[Source records]
***
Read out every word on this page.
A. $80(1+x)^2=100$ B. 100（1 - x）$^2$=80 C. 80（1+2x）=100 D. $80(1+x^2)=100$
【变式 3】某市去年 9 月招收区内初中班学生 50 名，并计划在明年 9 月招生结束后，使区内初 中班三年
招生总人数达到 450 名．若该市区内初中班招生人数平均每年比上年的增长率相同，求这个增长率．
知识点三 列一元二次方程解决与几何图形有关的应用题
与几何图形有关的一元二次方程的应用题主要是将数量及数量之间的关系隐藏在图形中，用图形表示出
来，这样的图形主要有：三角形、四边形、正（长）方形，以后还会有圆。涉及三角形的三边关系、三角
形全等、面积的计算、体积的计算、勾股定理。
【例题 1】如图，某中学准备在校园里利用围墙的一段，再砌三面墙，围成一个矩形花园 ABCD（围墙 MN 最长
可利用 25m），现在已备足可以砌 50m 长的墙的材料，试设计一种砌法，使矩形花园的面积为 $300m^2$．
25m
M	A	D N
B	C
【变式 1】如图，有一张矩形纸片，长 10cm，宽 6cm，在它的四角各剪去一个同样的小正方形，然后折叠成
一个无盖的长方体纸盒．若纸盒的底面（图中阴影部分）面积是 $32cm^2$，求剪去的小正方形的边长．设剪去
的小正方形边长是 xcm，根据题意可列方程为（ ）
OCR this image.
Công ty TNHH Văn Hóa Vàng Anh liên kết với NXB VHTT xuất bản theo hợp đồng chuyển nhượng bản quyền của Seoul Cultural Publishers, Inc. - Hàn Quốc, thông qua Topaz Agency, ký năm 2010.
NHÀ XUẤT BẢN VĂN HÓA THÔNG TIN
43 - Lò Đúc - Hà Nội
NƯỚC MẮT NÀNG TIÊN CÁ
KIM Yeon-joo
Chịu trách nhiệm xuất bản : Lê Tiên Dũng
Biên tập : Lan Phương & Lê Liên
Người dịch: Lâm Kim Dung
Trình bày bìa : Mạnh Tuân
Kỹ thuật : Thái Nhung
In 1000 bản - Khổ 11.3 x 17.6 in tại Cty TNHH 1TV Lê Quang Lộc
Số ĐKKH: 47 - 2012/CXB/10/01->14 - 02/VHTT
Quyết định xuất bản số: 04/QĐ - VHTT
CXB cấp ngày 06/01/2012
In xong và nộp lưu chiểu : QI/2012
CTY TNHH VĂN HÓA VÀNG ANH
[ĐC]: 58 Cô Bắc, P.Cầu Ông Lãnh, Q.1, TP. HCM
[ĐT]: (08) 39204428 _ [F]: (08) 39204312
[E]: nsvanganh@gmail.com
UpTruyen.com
***
From the records above, copy every line that holds the word "VHTT".

Công ty TNHH Văn Hóa Vàng Anh liên kết với NXB VHTT xuất bản theo hợp đồng chuyển nhượng bản quyền của Seoul Cultural Publishers, Inc. - Hàn Quốc, thông qua Topaz Agency, ký năm 2010.
Số ĐKKH: 47 - 2012/CXB/10/01->14 - 02/VHTT
Quyết định xuất bản số: 04/QĐ - VHTT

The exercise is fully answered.